Your task: Which lines of the records contain the word "JSON"? Copy each one.

━━━━━━━━━━

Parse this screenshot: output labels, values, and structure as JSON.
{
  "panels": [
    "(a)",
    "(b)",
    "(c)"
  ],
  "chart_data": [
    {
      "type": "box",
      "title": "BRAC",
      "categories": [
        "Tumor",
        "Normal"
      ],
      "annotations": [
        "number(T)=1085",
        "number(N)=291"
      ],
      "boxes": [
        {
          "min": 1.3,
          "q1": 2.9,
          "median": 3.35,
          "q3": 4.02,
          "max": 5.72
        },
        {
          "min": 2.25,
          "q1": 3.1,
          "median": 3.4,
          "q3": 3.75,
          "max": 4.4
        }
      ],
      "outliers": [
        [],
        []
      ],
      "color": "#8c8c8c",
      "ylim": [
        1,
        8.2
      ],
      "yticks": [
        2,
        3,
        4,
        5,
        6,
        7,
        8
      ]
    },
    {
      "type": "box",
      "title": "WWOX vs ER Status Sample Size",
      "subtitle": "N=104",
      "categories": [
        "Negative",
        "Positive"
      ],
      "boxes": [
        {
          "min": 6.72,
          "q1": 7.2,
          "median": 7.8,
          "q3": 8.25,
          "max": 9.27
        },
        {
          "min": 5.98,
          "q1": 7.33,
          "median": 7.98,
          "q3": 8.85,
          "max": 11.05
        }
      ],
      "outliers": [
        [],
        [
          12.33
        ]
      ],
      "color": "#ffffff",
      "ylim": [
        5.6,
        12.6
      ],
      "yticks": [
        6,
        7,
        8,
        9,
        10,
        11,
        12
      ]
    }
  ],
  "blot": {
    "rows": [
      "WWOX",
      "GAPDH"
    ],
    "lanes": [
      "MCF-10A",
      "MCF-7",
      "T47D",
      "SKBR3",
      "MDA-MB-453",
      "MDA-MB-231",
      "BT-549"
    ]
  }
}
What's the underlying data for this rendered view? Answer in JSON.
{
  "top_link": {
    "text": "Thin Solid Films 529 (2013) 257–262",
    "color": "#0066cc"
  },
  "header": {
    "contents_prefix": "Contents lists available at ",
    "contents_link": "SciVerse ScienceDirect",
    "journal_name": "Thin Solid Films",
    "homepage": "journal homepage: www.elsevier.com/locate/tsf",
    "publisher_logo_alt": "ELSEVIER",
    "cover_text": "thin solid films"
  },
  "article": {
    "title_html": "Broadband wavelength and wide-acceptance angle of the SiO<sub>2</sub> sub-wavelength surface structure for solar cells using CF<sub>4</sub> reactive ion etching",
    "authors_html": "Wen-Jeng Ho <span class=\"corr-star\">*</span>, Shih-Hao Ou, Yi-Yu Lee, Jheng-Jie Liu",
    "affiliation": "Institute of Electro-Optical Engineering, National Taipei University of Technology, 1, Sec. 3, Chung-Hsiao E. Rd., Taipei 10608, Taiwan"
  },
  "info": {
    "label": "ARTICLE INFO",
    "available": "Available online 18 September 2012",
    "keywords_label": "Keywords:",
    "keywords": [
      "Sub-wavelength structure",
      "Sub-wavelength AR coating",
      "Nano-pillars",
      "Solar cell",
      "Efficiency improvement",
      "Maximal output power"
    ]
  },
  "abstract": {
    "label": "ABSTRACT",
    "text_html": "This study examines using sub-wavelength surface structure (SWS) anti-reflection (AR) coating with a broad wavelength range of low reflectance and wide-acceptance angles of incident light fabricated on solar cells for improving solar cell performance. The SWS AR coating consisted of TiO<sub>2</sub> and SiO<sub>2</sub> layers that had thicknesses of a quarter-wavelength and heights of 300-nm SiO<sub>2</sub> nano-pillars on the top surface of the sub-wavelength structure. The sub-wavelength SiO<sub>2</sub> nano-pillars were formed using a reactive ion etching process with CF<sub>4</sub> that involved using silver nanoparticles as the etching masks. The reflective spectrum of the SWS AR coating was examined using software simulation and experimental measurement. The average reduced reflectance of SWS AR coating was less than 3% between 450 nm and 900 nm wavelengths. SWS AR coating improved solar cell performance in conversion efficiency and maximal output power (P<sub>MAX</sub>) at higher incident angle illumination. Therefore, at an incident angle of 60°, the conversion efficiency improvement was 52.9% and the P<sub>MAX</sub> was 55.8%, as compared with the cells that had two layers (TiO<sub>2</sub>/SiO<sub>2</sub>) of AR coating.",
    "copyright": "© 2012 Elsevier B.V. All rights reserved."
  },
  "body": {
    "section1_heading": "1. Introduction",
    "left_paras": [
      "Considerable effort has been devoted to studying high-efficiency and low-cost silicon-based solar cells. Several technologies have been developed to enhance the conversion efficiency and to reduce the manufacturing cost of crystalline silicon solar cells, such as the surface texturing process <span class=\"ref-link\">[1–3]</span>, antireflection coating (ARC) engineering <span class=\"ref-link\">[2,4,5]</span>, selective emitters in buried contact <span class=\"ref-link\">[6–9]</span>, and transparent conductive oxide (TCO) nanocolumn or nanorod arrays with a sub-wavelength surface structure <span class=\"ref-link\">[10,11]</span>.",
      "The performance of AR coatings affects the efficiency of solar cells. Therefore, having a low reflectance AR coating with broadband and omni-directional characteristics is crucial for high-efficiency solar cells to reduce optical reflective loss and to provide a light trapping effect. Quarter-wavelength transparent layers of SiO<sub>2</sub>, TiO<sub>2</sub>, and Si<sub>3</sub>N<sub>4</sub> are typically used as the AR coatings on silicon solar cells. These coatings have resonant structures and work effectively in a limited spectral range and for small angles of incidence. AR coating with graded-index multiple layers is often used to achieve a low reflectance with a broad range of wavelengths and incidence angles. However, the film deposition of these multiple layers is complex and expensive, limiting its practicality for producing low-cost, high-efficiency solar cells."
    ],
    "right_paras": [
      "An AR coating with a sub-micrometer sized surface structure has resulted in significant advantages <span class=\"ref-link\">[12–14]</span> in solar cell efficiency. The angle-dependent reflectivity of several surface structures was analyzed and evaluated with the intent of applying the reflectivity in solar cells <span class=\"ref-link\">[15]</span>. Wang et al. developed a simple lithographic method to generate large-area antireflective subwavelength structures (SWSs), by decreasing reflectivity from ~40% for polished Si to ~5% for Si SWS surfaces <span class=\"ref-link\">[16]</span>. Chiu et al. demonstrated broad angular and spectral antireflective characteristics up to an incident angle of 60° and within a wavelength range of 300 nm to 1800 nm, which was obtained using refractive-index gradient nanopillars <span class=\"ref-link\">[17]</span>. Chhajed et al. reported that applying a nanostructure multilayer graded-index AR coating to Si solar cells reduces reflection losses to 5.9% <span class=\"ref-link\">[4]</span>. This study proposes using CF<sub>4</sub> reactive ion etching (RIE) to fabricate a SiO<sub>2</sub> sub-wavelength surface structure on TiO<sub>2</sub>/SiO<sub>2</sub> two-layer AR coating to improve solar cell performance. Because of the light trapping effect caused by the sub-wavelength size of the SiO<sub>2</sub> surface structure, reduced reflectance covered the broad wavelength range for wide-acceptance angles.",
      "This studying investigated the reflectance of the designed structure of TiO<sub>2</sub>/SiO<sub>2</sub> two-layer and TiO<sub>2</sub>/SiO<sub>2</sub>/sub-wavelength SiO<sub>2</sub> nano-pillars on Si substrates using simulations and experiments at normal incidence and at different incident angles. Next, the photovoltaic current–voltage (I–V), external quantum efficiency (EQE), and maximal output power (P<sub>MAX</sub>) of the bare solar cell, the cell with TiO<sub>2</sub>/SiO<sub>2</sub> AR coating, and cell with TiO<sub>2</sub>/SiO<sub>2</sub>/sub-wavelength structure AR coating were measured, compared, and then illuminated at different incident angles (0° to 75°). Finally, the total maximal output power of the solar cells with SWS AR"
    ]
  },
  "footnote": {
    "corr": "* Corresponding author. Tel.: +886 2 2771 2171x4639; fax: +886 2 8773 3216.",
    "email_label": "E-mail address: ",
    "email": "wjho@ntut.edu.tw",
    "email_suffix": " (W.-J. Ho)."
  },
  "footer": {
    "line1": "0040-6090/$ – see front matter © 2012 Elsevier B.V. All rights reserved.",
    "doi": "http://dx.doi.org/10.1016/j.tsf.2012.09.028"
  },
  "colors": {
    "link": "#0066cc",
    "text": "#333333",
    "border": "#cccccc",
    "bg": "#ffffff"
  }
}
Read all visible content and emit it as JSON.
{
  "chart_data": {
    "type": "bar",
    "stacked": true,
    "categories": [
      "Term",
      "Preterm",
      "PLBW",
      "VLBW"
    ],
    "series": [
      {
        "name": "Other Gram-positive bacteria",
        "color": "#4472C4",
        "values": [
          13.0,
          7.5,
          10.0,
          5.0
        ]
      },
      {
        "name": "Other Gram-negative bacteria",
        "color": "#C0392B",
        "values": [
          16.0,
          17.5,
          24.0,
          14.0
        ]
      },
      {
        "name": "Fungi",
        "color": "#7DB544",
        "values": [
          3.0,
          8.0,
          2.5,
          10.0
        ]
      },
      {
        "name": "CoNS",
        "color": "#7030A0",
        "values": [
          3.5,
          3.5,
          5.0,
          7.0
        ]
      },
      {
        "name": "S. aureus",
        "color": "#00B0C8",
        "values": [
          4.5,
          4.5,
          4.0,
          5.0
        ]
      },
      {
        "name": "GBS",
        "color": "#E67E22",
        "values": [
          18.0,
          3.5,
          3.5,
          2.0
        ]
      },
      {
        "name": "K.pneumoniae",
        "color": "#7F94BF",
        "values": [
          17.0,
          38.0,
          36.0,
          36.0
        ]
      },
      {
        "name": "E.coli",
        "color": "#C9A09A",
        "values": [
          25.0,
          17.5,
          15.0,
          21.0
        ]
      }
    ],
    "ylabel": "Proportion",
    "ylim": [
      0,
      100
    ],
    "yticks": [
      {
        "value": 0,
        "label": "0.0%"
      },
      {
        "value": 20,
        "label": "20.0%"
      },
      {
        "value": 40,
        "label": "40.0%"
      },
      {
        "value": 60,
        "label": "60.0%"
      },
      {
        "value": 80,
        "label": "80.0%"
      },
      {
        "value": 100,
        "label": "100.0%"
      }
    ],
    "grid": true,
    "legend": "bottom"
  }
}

━━━━━━━━━━

The completed task:
Parse this screenshot: output labels, values, and structure as JSON.
What's the underlying data for this rendered view? Answer in JSON.
Read all visible content and emit it as JSON.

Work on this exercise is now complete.